What is asked
Continue the mailing-list reply about the __wait_on_bit_lock() patch from the point where it stops.

Re: [PATCH 2/2] sched/wait: avoid abort_exclusive_wait() in __wait_on_bit_lock()

From: Peter Zijlstra
Date: Thu Sep 01 2016 - 17:14:42 EST


On Fri, Aug 26, 2016 at 02:45:52PM +0200, Oleg Nesterov wrote:

> We do not need anything tricky to avoid the race,

The race being:

CPU0 CPU1 CPU2

__wait_on_bit_lock()
bit_wait_io()
io_schedule()

clear_bit_unlock()
__wake_up_common(.nr_exclusive=1)
list_for_each_entry()
if (curr->func() && --nr_exclusive)
break

signal()

if (signal_pending_state()) == TRUE
return -EINTR

And no progress because CPU1 exits without acquiring the lock and CPU0
thinks its done because it woke someone.

> we can just call finish_wait() if action() fails.

That would be bit_wait*() returning -EINTR because sigpending.

Sure, you can always call that, first thing through the loop does
prepare again, so no harm. That however does not connect to your
condition,.. /me puzzled

> test_and_set_bit() implies mb() so
> the lockless list_empty_careful() case is fine, we can not miss the
> condition if we race with unlock_page().

You're talking about this ordering?:

finish_wait() clear_bit_unlock();
list_empty_careful()

/* MB implied */ smp_mb__after_atomic();
test_and_set_bit() wake_up_page()
...
autoremove_wake_function()
list_del_init();


That could do with spelling out I feel.. :-)

> __wait_on_bit_lock(wait_queue_head_t *wq, struct wait_bit_queue *q,
> wait_bit_action_f *action, unsigned mode)
> {
> + int ret = 0;
>
> + for (;;) {
> prepare_to_wait_exclusive(wq, &q->wait, mode);
> + if (test_bit(q->key.bit_nr, q->key.flags)) {
> + ret = action(&q->key, mode);
> + /*
> + * Ensure that clear_bit() + wake_up() right after
> + * test_and_set_bit() below can't see us; it should
> + * wake up another exclusive waiter if we fail.

Records
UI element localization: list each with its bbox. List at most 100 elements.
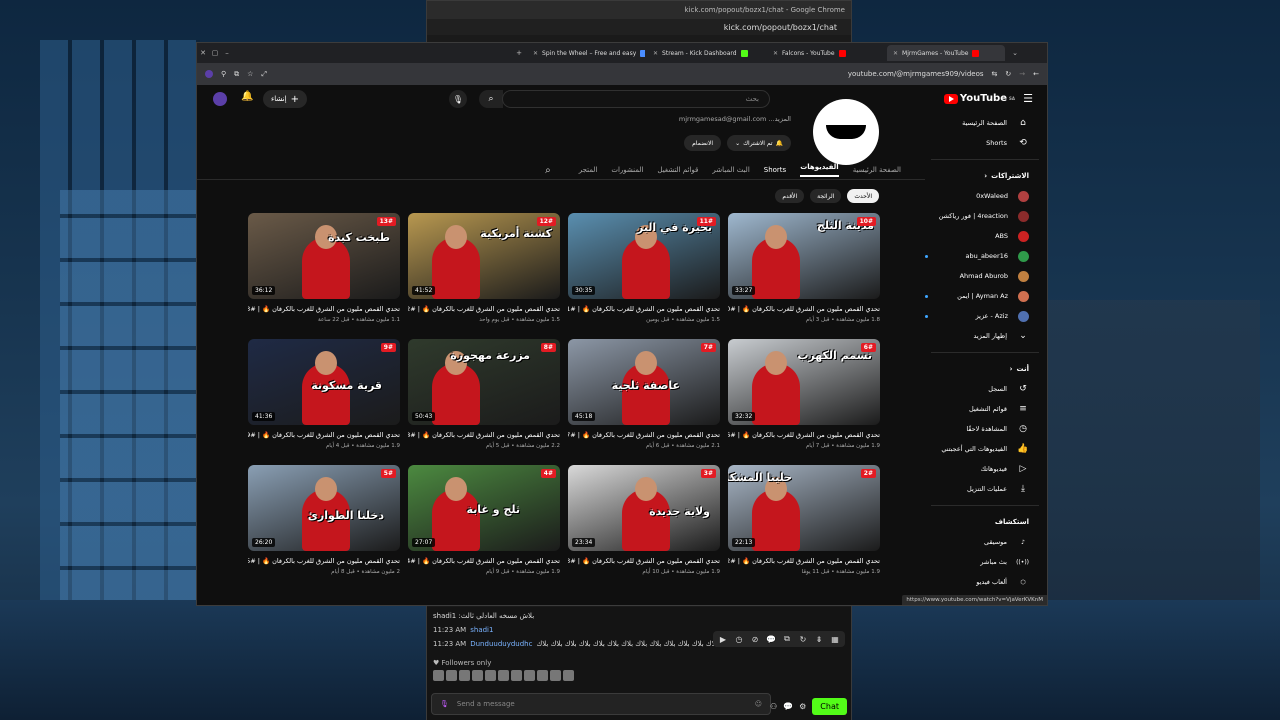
tab-home[interactable]: الصفحة الرئيسية [853, 166, 901, 174]
emote[interactable] [498, 670, 509, 681]
video-title[interactable]: تحدي القمص مليون من الشرق للغرب بالكرفان… [408, 431, 560, 439]
sidebar-item-watch-later[interactable]: ◷ المشاهدة لاحقًا [925, 419, 1039, 439]
emote[interactable] [537, 670, 548, 681]
chip-popular[interactable]: الرائجة [810, 189, 842, 203]
emote[interactable] [433, 670, 444, 681]
chat-username[interactable]: shadi1 [470, 626, 493, 634]
video-thumbnail[interactable]: مدينة الثلج 10# 33:27 [728, 213, 880, 299]
video-title[interactable]: تحدي القمص مليون من الشرق للغرب بالكرفان… [248, 305, 400, 313]
video-thumbnail[interactable]: مزرعة مهجورة 8# 50:43 [408, 339, 560, 425]
chat-icon[interactable]: 💬 [765, 633, 777, 645]
bookmark-star-icon[interactable]: ☆ [247, 70, 253, 78]
subscribed-button[interactable]: ⌄ تم الاشتراك 🔔 [727, 135, 791, 151]
emote[interactable] [472, 670, 483, 681]
users-icon[interactable]: ⚇ [770, 702, 777, 711]
video-thumbnail[interactable]: بحيرة في البر 11# 30:35 [568, 213, 720, 299]
play-icon[interactable]: ▶ [717, 633, 729, 645]
send-chat-button[interactable]: Chat [812, 698, 847, 715]
tab-mjrmgames-youtube[interactable]: ✕ MjrmGames - YouTube [887, 45, 1005, 61]
close-tab-icon[interactable]: ✕ [893, 50, 898, 57]
tab-search-icon[interactable]: ⌄ [1009, 49, 1021, 57]
sidebar-item-like[interactable]: 👍 الفيديوهات التي أعجبتني [925, 439, 1039, 459]
video-thumbnail[interactable]: ثلج و غابة 4# 27:07 [408, 465, 560, 551]
tab-videos[interactable]: الفيديوهات [800, 163, 839, 177]
join-button[interactable]: الانضمام [684, 135, 722, 151]
create-button[interactable]: إنشاء + [263, 90, 307, 108]
tab-posts[interactable]: المنشورات [611, 166, 643, 174]
video-card[interactable]: بحيرة في البر 11# 30:35 تحدي القمص مليون… [568, 213, 720, 323]
sidebar-item-live[interactable]: ((•)) بث مباشر [925, 552, 1039, 572]
search-input[interactable]: بحث [502, 90, 770, 108]
sidebar-item-download[interactable]: ⤓ عمليات التنزيل [925, 479, 1039, 499]
profile-icon[interactable] [205, 70, 213, 78]
sidebar-item-playlists[interactable]: ≡ قوائم التشغيل [925, 399, 1039, 419]
emote[interactable] [524, 670, 535, 681]
emote[interactable] [459, 670, 470, 681]
minimize-icon[interactable]: – [221, 49, 233, 57]
sidebar-subscription[interactable]: 0xWaleed [925, 186, 1039, 206]
maximize-icon[interactable]: ▢ [209, 49, 221, 57]
video-title[interactable]: تحدي القمص مليون من الشرق للغرب بالكرفان… [568, 305, 720, 313]
emote[interactable] [485, 670, 496, 681]
video-thumbnail[interactable]: دخلنا الطوارئ 5# 26:20 [248, 465, 400, 551]
channel-avatar[interactable] [813, 99, 879, 165]
video-title[interactable]: تحدي القمص مليون من الشرق للغرب بالكرفان… [248, 557, 400, 565]
video-card[interactable]: دخلنا الطوارئ 5# 26:20 تحدي القمص مليون … [248, 465, 400, 575]
video-thumbnail[interactable]: قرية مسكونة 9# 41:36 [248, 339, 400, 425]
sidebar-item-history[interactable]: ↺ السجل [925, 379, 1039, 399]
ban-icon[interactable]: ⊘ [749, 633, 761, 645]
search-icon[interactable]: ⌕ [479, 90, 503, 108]
video-card[interactable]: ولاية جديدة 3# 23:34 تحدي القمص مليون من… [568, 465, 720, 575]
emote[interactable] [511, 670, 522, 681]
comment-icon[interactable]: 💬 [783, 702, 793, 711]
video-card[interactable]: قرية مسكونة 9# 41:36 تحدي القمص مليون من… [248, 339, 400, 449]
avatar[interactable] [213, 92, 227, 106]
emoji-icon[interactable]: ☺ [755, 700, 762, 708]
video-card[interactable]: حلينا المشكلة 2# 22:13 تحدي القمص مليون … [728, 465, 880, 575]
video-card[interactable]: كشتة أمريكية 12# 41:52 تحدي القمص مليون … [408, 213, 560, 323]
sidebar-item-gaming[interactable]: ⬡ ألعاب فيديو [925, 572, 1039, 592]
video-title[interactable]: تحدي القمص مليون من الشرق للغرب بالكرفان… [568, 557, 720, 565]
close-tab-icon[interactable]: ✕ [773, 50, 778, 57]
sidebar-item-your-videos[interactable]: ▷ فيديوهاتك [925, 459, 1039, 479]
youtube-logo[interactable]: YouTube SA [943, 93, 1015, 104]
sidebar-item-home[interactable]: ⌂ الصفحة الرئيسية [925, 113, 1039, 133]
sidebar-subscription[interactable]: abu_abeer16 [925, 246, 1039, 266]
settings-icon[interactable]: ⚙ [799, 702, 806, 711]
video-card[interactable]: تسمم الكهرب 6# 32:32 تحدي القمص مليون من… [728, 339, 880, 449]
tab-spin-wheel[interactable]: ✕ Spin the Wheel – Free and easy [527, 45, 645, 61]
video-thumbnail[interactable]: عاصفة ثلجية 7# 45:18 [568, 339, 720, 425]
sidebar-subscription[interactable]: Aziz - عزيز [925, 306, 1039, 326]
video-card[interactable]: طبخت كبدة 13# 36:12 تحدي القمص مليون من … [248, 213, 400, 323]
kick-window-url[interactable]: kick.com/popout/bozx1/chat [427, 19, 851, 35]
timeout-icon[interactable]: ◷ [733, 633, 745, 645]
close-tab-icon[interactable]: ✕ [533, 50, 538, 57]
sidebar-item-music[interactable]: ♪ موسيقى [925, 532, 1039, 552]
puzzle-icon[interactable]: ⧉ [234, 70, 239, 79]
delete-icon[interactable]: ▦ [829, 633, 841, 645]
tab-kick-dashboard[interactable]: ✕ Stream - Kick Dashboard [647, 45, 765, 61]
video-thumbnail[interactable]: ولاية جديدة 3# 23:34 [568, 465, 720, 551]
sidebar-show-more[interactable]: ⌄ إظهار المزيد [925, 326, 1039, 346]
voice-search-icon[interactable]: 🎙 [449, 90, 467, 108]
chip-latest[interactable]: الأحدث [847, 189, 879, 203]
reload-icon[interactable]: ↻ [1005, 70, 1011, 78]
screenshot-icon[interactable]: ⤢ [261, 70, 267, 79]
chat-username[interactable]: Dunduuduydudhc [470, 640, 532, 648]
video-card[interactable]: عاصفة ثلجية 7# 45:18 تحدي القمص مليون من… [568, 339, 720, 449]
video-thumbnail[interactable]: حلينا المشكلة 2# 22:13 [728, 465, 880, 551]
sidebar-subscription[interactable]: 4reaction | فور رياكشن [925, 206, 1039, 226]
video-title[interactable]: تحدي القمص مليون من الشرق للغرب بالكرفان… [568, 431, 720, 439]
tab-live[interactable]: البث المباشر [712, 166, 749, 174]
sidebar-you-header[interactable]: أنت ‹ [925, 359, 1039, 379]
channel-search-icon[interactable]: ⌕ [545, 165, 551, 176]
tab-store[interactable]: المتجر [579, 166, 598, 174]
close-tab-icon[interactable]: ✕ [653, 50, 658, 57]
close-window-icon[interactable]: ✕ [197, 49, 209, 57]
new-tab-icon[interactable]: + [513, 49, 525, 57]
chat-input[interactable]: 🎙 Send a message ☺ [431, 693, 771, 715]
video-title[interactable]: تحدي القمص مليون من الشرق للغرب بالكرفان… [728, 431, 880, 439]
pin-icon[interactable]: ⇟ [813, 633, 825, 645]
back-icon[interactable]: ← [1033, 70, 1039, 78]
copy-icon[interactable]: ⧉ [781, 633, 793, 645]
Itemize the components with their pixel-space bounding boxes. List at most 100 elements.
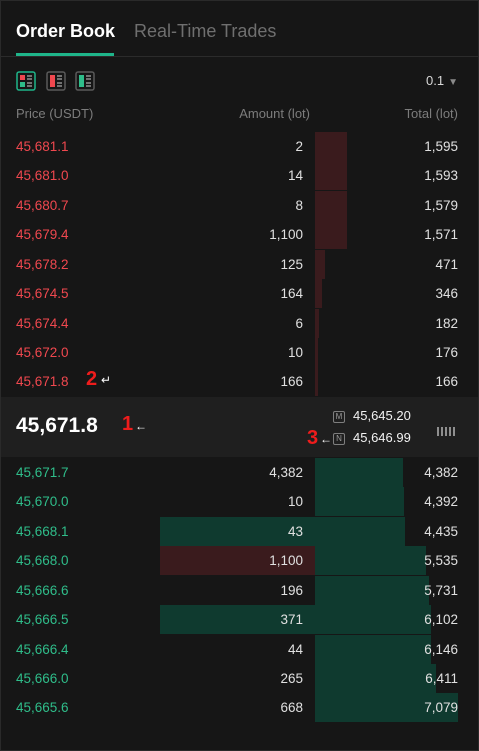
ask-price: 45,671.8 bbox=[16, 374, 69, 389]
left-arrow-icon: ← bbox=[135, 419, 147, 433]
mark-price: 45,645.20 bbox=[353, 408, 411, 423]
ask-total: 1,595 bbox=[424, 139, 458, 154]
depth-bar bbox=[315, 309, 319, 338]
depth-bar bbox=[315, 338, 318, 367]
bid-total: 4,392 bbox=[424, 494, 458, 509]
ask-price: 45,672.0 bbox=[16, 345, 69, 360]
ask-row[interactable]: 45,681.1 2 1,595 bbox=[1, 132, 478, 161]
tab-real-time-trades[interactable]: Real-Time Trades bbox=[134, 21, 276, 42]
depth-bar bbox=[315, 250, 325, 279]
depth-bar bbox=[315, 664, 436, 693]
ask-amount: 166 bbox=[280, 374, 303, 389]
ask-price: 45,681.1 bbox=[16, 139, 69, 154]
return-arrow-icon: ↵ bbox=[101, 373, 112, 387]
bid-price: 45,666.6 bbox=[16, 583, 69, 598]
tab-bar: Order Book Real-Time Trades bbox=[1, 1, 478, 57]
bid-row[interactable]: 45,670.0 10 4,392 bbox=[1, 487, 478, 516]
ask-total: 1,571 bbox=[424, 227, 458, 242]
depth-bar bbox=[315, 191, 347, 220]
ask-row[interactable]: 45,681.0 14 1,593 bbox=[1, 161, 478, 190]
bid-total: 4,435 bbox=[424, 524, 458, 539]
bid-total: 6,411 bbox=[425, 671, 458, 686]
bid-row[interactable]: 45,665.6 668 7,079 bbox=[1, 693, 478, 722]
ask-amount: 164 bbox=[280, 286, 303, 301]
bid-price: 45,671.7 bbox=[16, 465, 69, 480]
left-arrow-icon: ← bbox=[320, 432, 332, 446]
bid-row[interactable]: 45,668.0 1,100 5,535 bbox=[1, 546, 478, 575]
bid-total: 5,535 bbox=[424, 553, 458, 568]
depth-bar bbox=[315, 635, 431, 664]
bid-row[interactable]: 45,666.4 44 6,146 bbox=[1, 635, 478, 664]
bid-row[interactable]: 45,668.1 43 4,435 bbox=[1, 517, 478, 546]
header-amount: Amount (lot) bbox=[239, 106, 310, 121]
column-headers: Price (USDT) Amount (lot) Total (lot) bbox=[1, 106, 478, 126]
ask-amount: 8 bbox=[295, 198, 303, 213]
depth-bar bbox=[315, 487, 404, 516]
index-price-badge: N bbox=[333, 433, 345, 445]
ask-amount: 14 bbox=[287, 168, 303, 183]
ask-price: 45,674.5 bbox=[16, 286, 69, 301]
order-book-toolbar: 0.1 ▼ bbox=[1, 63, 478, 99]
precision-dropdown[interactable]: 0.1 ▼ bbox=[426, 73, 458, 88]
order-book-panel: Order Book Real-Time Trades 0.1 ▼ Price … bbox=[0, 0, 479, 751]
bid-total: 6,146 bbox=[424, 642, 458, 657]
bid-total: 4,382 bbox=[424, 465, 458, 480]
depth-bar bbox=[315, 220, 347, 249]
ask-amount: 1,100 bbox=[269, 227, 303, 242]
last-price: 45,671.8 bbox=[16, 414, 98, 437]
ask-total: 346 bbox=[435, 286, 458, 301]
annotation-marker-2: 2 bbox=[86, 368, 98, 390]
bid-amount: 371 bbox=[280, 612, 303, 627]
ask-total: 176 bbox=[435, 345, 458, 360]
ask-price: 45,681.0 bbox=[16, 168, 69, 183]
depth-bar bbox=[315, 458, 403, 487]
bid-amount: 4,382 bbox=[269, 465, 303, 480]
bid-row[interactable]: 45,666.6 196 5,731 bbox=[1, 576, 478, 605]
header-total: Total (lot) bbox=[404, 106, 458, 121]
tab-order-book[interactable]: Order Book bbox=[16, 21, 115, 42]
active-tab-indicator bbox=[16, 53, 114, 56]
more-depth-icon[interactable] bbox=[437, 423, 457, 441]
ask-total: 1,593 bbox=[424, 168, 458, 183]
order-book-bids-icon[interactable] bbox=[75, 71, 95, 91]
ask-price: 45,679.4 bbox=[16, 227, 69, 242]
depth-bar bbox=[315, 367, 318, 396]
index-price-row[interactable]: N 45,646.99 bbox=[333, 430, 411, 445]
bid-price: 45,665.6 bbox=[16, 700, 69, 715]
ask-row[interactable]: 45,680.7 8 1,579 bbox=[1, 191, 478, 220]
index-price: 45,646.99 bbox=[353, 430, 411, 445]
ask-row[interactable]: 45,671.8 166 166 2 ↵ bbox=[1, 367, 478, 396]
ask-total: 182 bbox=[435, 316, 458, 331]
bid-price: 45,666.0 bbox=[16, 671, 69, 686]
bid-amount: 10 bbox=[287, 494, 303, 509]
bid-amount: 265 bbox=[280, 671, 303, 686]
bid-price: 45,670.0 bbox=[16, 494, 69, 509]
bid-price: 45,668.1 bbox=[16, 524, 69, 539]
bid-price: 45,668.0 bbox=[16, 553, 69, 568]
ask-total: 471 bbox=[435, 257, 458, 272]
bid-total: 5,731 bbox=[424, 583, 458, 598]
header-price: Price (USDT) bbox=[16, 106, 94, 121]
bid-total: 7,079 bbox=[424, 700, 458, 715]
ask-amount: 6 bbox=[295, 316, 303, 331]
bid-price: 45,666.4 bbox=[16, 642, 69, 657]
ask-amount: 10 bbox=[287, 345, 303, 360]
bid-row[interactable]: 45,666.5 371 6,102 bbox=[1, 605, 478, 634]
depth-bar bbox=[315, 161, 347, 190]
annotation-marker-1: 1 bbox=[122, 413, 134, 435]
ask-row[interactable]: 45,672.0 10 176 bbox=[1, 338, 478, 367]
ask-row[interactable]: 45,674.5 164 346 bbox=[1, 279, 478, 308]
ask-row[interactable]: 45,674.4 6 182 bbox=[1, 309, 478, 338]
ask-row[interactable]: 45,679.4 1,100 1,571 bbox=[1, 220, 478, 249]
order-book-asks-icon[interactable] bbox=[46, 71, 66, 91]
bid-row[interactable]: 45,671.7 4,382 4,382 bbox=[1, 458, 478, 487]
bid-amount: 668 bbox=[280, 700, 303, 715]
chevron-down-icon: ▼ bbox=[448, 77, 458, 88]
bid-row[interactable]: 45,666.0 265 6,411 bbox=[1, 664, 478, 693]
ask-row[interactable]: 45,678.2 125 471 bbox=[1, 250, 478, 279]
precision-value: 0.1 bbox=[426, 73, 445, 88]
mark-price-row[interactable]: M 45,645.20 bbox=[333, 408, 411, 423]
order-book-both-icon[interactable] bbox=[16, 71, 36, 91]
depth-bar bbox=[160, 517, 405, 546]
ask-price: 45,674.4 bbox=[16, 316, 69, 331]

Result of this exercise
> + */
> + if (ret)
> + finish_wait(wq, &q->wait);
> + }
> + if (!test_and_set_bit(q->key.bit_nr, q->key.flags)) {

So this is the actual difference, instead of failing the lock and
aborting on signal, we acquire the lock if possible. If its not
possible, someone else has it, which guarantees that someone else will
do an unlock which implies another wakeup and life goes on.

> + if (!ret)
> + finish_wait(wq, &q->wait);
> + return 0;
> + } else if (ret) {
> + return ret;
> + }
> + }
> }

> I am not sure we even want to conditionalize both finish_wait()'s,
> we could simply call it unconditionally and once before test_and_set(),
> the spurious wakeup is unlikely case.


ret = 0;

for (;;) {
prepare_to_wait_exclusive(wq, &q->wait, mode);

if (test_bit(&q->key.bit_nr, &q->key.flag))
ret = action(&q->key, mode);

if (!test_and_set_bit(&q->key.bit_nr, &q->key.flag)) {
/* we got the lock anyway, ignore the signal */
ret = 0;
break;
}

if (ret)
break;
}
finish_wait(wq, &q->wait);

return ret;


Would not that work too?